Data records:
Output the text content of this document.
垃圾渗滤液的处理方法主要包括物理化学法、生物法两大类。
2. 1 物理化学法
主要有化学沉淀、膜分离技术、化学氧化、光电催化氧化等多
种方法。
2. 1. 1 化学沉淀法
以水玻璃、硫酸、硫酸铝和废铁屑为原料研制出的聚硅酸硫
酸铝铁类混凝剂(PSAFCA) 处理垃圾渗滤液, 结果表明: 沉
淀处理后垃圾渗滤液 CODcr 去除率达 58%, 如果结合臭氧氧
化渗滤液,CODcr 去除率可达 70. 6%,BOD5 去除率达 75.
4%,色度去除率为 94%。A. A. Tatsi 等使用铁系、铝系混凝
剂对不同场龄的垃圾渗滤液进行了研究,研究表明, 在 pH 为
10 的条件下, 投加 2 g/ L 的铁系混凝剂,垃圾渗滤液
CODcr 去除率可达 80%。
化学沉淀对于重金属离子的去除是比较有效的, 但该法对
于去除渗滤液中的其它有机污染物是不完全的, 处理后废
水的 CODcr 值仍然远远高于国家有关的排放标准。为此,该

■ Exercise brief: Produce an exact copy of the whole listing.

■ Reply to the exercise:
Output the text content of this document.
垃圾渗滤液的处理方法主要包括物理化学法、生物法两大类。
2. 1 物理化学法
主要有化学沉淀、膜分离技术、化学氧化、光电催化氧化等多
种方法。
2. 1. 1 化学沉淀法
以水玻璃、硫酸、硫酸铝和废铁屑为原料研制出的聚硅酸硫
酸铝铁类混凝剂(PSAFCA) 处理垃圾渗滤液, 结果表明: 沉
淀处理后垃圾渗滤液 CODcr 去除率达 58%, 如果结合臭氧氧
化渗滤液,CODcr 去除率可达 70. 6%,BOD5 去除率达 75.
4%,色度去除率为 94%。A. A. Tatsi 等使用铁系、铝系混凝
剂对不同场龄的垃圾渗滤液进行了研究,研究表明, 在 pH 为
10 的条件下, 投加 2 g/ L 的铁系混凝剂,垃圾渗滤液
CODcr 去除率可达 80%。
化学沉淀对于重金属离子的去除是比较有效的, 但该法对
于去除渗滤液中的其它有机污染物是不完全的, 处理后废
水的 CODcr 值仍然远远高于国家有关的排放标准。为此,该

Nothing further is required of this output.